• EXCERPT PROVIDED
════════════════
Unsettling Conclusion of The Southern Reach

The final volume of the Southern Reach Trilogy is quite far reaching. We are treated to point of view flashbacks from many of the major characters that featured prominently in the first two books. The narrative is very personal, and tells us a lot about how events unfolded. However, if you are looking for tidy explanations for everything about Area X, you will be disappointed. There are many answers, but not all of them are complete, or satisfying. Like our characters, you will simply have to practice "Acceptance" and realize that not everything that is so alien can be understood by humans.
Prairie_Dog
2015-01-07

Wow

I love reading this book, and I loved the conclusion too. It answers just enough questions without giving the whole thing away. This was definitely my favorite in the whole series!
Karlbozeman
2014-10-14

Well paced and immersive.

The trilogy occasionally rambles vaguely, yet in an opaque, subtle way difficult to identify, it crafted tangible feelings of dread and unease in my mind. Reading it alone in bed with the lights off was delightfully immersive; it's rare I'm drawn into a book to this extent.
B.H. Vrux
2014-09-23

Jeff VanderMeer Trilogy

Very disappointing. Don't bother to waste your time reading. Rambling, incoherent, disjointed.
════════════════
• WHAT THE TASK REQUIRES
Please continue the reader reviews of the Southern Reach Trilogy above, starting after their last sentence. The material after this sentence is separate from the reviews.

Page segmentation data
════════════════
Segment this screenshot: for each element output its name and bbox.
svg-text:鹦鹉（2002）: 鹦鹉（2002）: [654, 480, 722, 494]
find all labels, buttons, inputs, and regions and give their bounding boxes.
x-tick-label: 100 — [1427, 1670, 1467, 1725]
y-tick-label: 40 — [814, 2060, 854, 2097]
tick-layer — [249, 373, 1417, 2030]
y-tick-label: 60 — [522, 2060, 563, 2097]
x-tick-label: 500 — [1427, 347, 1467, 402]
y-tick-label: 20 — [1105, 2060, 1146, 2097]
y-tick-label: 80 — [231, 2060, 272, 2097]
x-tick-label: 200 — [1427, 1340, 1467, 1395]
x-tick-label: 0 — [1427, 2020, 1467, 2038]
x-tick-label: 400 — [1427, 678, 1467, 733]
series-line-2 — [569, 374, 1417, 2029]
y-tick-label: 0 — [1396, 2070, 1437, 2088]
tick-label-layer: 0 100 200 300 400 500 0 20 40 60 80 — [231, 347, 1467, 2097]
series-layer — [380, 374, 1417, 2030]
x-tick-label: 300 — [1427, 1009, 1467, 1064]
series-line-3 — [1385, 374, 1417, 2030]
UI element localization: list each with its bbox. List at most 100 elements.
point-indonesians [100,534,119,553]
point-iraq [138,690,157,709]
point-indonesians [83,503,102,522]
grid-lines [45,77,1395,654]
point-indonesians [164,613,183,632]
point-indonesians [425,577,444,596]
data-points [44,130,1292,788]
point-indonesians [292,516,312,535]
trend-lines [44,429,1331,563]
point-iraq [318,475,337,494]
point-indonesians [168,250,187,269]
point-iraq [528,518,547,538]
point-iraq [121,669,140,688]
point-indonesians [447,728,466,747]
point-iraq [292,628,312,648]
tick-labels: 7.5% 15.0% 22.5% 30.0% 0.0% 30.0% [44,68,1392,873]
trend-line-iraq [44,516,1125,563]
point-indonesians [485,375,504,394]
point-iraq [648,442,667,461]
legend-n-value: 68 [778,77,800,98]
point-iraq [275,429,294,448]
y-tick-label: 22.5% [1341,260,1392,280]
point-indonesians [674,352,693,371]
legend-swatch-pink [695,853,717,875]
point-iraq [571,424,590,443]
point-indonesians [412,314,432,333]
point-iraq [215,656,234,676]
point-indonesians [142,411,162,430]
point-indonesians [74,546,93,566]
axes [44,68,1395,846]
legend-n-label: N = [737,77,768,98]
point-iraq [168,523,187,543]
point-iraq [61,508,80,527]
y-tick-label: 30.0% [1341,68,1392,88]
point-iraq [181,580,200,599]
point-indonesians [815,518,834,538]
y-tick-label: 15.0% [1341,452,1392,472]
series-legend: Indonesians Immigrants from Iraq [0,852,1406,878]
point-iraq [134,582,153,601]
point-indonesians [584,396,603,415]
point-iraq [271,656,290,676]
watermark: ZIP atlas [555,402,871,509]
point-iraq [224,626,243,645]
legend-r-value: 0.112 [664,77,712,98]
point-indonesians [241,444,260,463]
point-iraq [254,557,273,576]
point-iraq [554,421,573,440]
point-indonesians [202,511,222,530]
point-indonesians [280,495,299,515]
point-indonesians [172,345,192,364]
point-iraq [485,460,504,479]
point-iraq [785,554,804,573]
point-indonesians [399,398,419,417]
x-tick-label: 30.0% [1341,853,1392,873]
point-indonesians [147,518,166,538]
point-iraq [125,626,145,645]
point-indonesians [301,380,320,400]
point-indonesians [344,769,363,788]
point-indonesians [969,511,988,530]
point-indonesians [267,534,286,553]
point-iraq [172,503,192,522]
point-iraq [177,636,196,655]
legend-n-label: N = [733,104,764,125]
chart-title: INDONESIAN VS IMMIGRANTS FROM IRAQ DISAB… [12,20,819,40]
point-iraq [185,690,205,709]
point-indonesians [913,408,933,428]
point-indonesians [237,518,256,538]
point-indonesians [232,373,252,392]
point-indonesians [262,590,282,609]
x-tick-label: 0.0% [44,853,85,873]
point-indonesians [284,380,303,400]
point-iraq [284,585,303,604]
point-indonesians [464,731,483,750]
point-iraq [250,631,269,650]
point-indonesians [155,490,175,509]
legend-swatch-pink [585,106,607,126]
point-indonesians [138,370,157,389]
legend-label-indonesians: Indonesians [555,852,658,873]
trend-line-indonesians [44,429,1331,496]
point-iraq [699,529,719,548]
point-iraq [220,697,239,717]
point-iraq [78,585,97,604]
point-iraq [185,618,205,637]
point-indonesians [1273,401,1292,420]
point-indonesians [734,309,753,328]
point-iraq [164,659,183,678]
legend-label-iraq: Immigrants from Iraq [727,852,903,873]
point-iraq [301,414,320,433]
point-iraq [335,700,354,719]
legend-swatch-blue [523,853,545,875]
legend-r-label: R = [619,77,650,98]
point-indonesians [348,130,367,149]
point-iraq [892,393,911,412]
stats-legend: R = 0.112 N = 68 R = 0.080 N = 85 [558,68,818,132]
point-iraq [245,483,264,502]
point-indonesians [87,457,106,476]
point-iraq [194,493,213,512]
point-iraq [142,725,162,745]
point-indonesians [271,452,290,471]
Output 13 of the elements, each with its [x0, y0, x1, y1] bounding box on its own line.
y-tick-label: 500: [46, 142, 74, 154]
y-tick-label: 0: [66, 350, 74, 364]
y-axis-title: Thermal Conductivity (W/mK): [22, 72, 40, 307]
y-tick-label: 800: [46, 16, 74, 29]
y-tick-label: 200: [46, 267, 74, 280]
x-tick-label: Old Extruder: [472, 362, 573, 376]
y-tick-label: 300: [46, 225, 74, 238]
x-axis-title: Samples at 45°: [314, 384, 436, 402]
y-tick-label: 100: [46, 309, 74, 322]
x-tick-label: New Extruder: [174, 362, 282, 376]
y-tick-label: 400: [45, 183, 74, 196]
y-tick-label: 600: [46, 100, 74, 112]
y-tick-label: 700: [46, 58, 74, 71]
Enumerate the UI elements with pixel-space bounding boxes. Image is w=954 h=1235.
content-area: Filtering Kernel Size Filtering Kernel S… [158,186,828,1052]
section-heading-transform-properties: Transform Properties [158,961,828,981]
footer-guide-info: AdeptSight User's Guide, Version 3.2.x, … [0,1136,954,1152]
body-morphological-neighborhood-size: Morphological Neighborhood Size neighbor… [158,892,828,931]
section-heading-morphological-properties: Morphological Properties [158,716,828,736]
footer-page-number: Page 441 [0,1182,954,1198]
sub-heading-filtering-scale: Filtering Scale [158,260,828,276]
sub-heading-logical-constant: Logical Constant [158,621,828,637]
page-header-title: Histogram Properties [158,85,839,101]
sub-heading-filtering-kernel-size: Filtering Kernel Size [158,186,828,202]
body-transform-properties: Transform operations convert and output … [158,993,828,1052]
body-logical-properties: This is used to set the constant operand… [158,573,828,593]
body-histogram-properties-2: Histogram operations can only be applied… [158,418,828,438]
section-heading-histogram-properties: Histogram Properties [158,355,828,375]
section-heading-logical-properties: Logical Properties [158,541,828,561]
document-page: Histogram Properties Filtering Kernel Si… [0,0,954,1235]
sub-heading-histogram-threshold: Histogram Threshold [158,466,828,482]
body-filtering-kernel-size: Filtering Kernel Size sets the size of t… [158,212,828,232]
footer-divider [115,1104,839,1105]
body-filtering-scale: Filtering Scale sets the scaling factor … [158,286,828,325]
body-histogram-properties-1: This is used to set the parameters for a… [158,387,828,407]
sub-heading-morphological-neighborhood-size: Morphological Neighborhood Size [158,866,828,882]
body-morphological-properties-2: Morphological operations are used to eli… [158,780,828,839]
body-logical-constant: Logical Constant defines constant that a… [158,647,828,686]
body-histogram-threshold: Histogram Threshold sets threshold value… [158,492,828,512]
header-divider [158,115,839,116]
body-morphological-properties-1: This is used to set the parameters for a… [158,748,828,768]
════════════════
• REPLY TO THE EXERCISE
Is Jeff planning to write some more books to sell to us that leave us full of frustration?
Let's think of some really crazy idea...then let's add in some poorly developed characters and then let's have word diarrhea. Actually it would be more fun to just bang our heads against a brick wall.
Arrghh!
2014-09-15

I will never purchase a series again

Hard to follow. Filled with ponderous nonsense. Built on a sandy foundation (hypnosis, really?). Every story thread leads nowhere. Three books filled with crap designed to get money out of you in three installations.
Techlady4160
2014-09-08

A spectacular end

Acceptance by Jeff VanderMeer is the final book in The Southern Reach Trilogy, and it's a perfect closing curtain.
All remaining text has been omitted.